_EXERCISE PROMPT:_ The listing below should be printed again word for word, without any images.

_GIVEN RECORDS:_
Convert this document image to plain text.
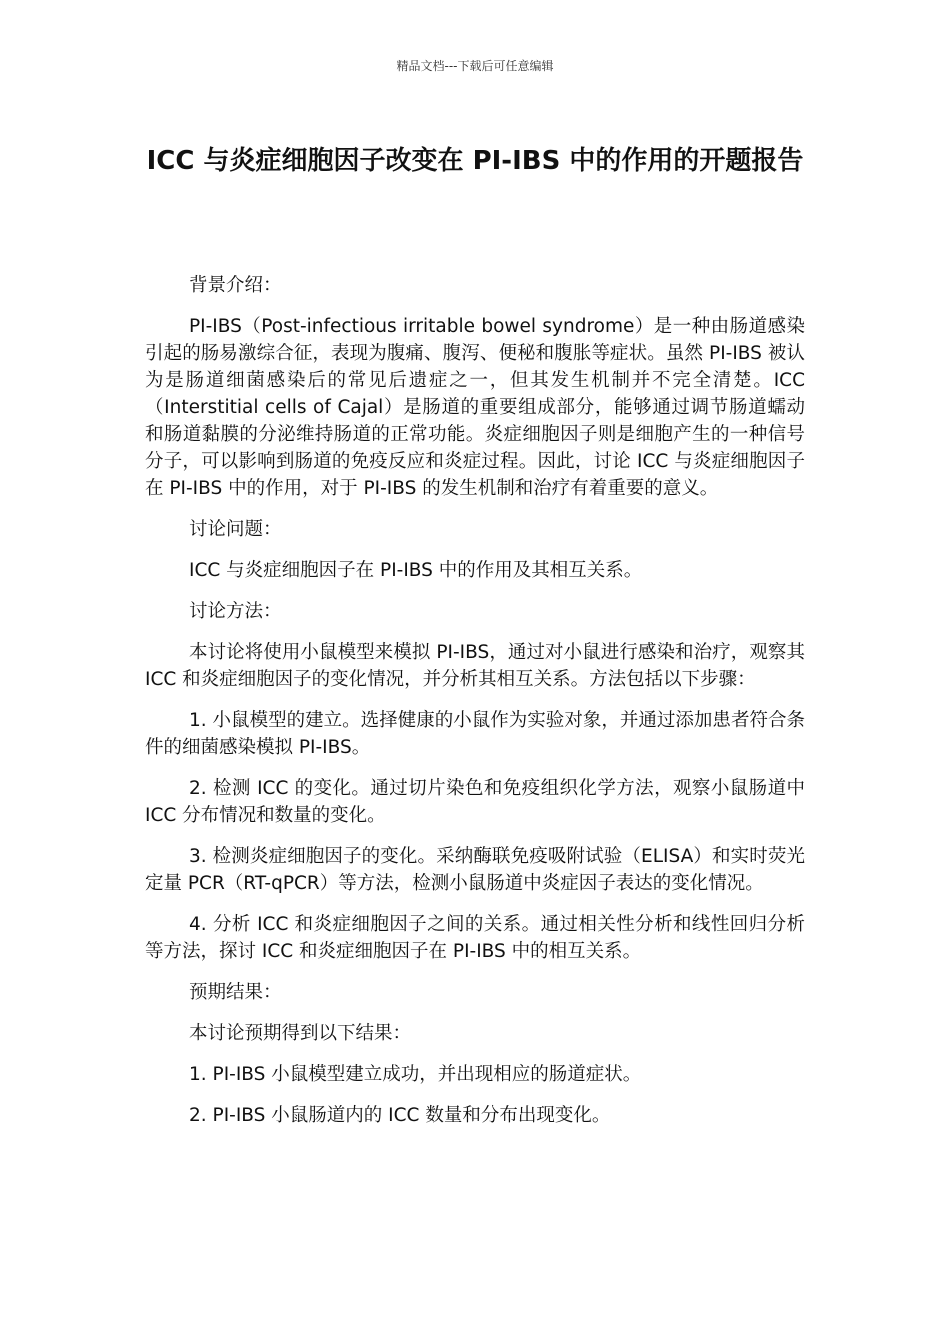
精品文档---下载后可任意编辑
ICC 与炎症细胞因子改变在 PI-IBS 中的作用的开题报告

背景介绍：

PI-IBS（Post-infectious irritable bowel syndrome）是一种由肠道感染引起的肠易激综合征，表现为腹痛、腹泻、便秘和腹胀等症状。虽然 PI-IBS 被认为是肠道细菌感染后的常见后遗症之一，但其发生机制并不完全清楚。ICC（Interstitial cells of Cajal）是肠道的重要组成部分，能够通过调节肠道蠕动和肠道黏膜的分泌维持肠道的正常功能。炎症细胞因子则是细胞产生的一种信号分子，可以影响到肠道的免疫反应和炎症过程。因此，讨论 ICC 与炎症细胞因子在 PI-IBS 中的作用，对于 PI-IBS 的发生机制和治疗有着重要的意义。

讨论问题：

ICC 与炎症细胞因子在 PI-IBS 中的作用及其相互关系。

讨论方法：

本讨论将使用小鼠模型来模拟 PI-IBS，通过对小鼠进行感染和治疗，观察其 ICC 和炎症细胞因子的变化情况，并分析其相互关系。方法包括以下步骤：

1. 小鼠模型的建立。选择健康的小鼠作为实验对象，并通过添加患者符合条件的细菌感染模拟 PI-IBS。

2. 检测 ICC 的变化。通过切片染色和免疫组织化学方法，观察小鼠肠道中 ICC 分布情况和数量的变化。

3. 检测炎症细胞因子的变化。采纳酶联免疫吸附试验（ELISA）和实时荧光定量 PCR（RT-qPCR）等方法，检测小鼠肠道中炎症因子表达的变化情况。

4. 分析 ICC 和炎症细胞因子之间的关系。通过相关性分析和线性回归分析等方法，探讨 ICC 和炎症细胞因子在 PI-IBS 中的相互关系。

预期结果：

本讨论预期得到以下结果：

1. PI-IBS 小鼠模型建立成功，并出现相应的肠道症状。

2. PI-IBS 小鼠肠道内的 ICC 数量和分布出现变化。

_RESPONSE:_
Convert this document image to plain text.
精品文档---下载后可任意编辑
ICC 与炎症细胞因子改变在 PI-IBS 中的作用的开题报告

背景介绍：

PI-IBS（Post-infectious irritable bowel syndrome）是一种由肠道感染引起的肠易激综合征，表现为腹痛、腹泻、便秘和腹胀等症状。虽然 PI-IBS 被认为是肠道细菌感染后的常见后遗症之一，但其发生机制并不完全清楚。ICC（Interstitial cells of Cajal）是肠道的重要组成部分，能够通过调节肠道蠕动和肠道黏膜的分泌维持肠道的正常功能。炎症细胞因子则是细胞产生的一种信号分子，可以影响到肠道的免疫反应和炎症过程。因此，讨论 ICC 与炎症细胞因子在 PI-IBS 中的作用，对于 PI-IBS 的发生机制和治疗有着重要的意义。

讨论问题：

ICC 与炎症细胞因子在 PI-IBS 中的作用及其相互关系。

讨论方法：

本讨论将使用小鼠模型来模拟 PI-IBS，通过对小鼠进行感染和治疗，观察其 ICC 和炎症细胞因子的变化情况，并分析其相互关系。方法包括以下步骤：

1. 小鼠模型的建立。选择健康的小鼠作为实验对象，并通过添加患者符合条件的细菌感染模拟 PI-IBS。

2. 检测 ICC 的变化。通过切片染色和免疫组织化学方法，观察小鼠肠道中 ICC 分布情况和数量的变化。

3. 检测炎症细胞因子的变化。采纳酶联免疫吸附试验（ELISA）和实时荧光定量 PCR（RT-qPCR）等方法，检测小鼠肠道中炎症因子表达的变化情况。

4. 分析 ICC 和炎症细胞因子之间的关系。通过相关性分析和线性回归分析等方法，探讨 ICC 和炎症细胞因子在 PI-IBS 中的相互关系。

预期结果：

本讨论预期得到以下结果：

1. PI-IBS 小鼠模型建立成功，并出现相应的肠道症状。

2. PI-IBS 小鼠肠道内的 ICC 数量和分布出现变化。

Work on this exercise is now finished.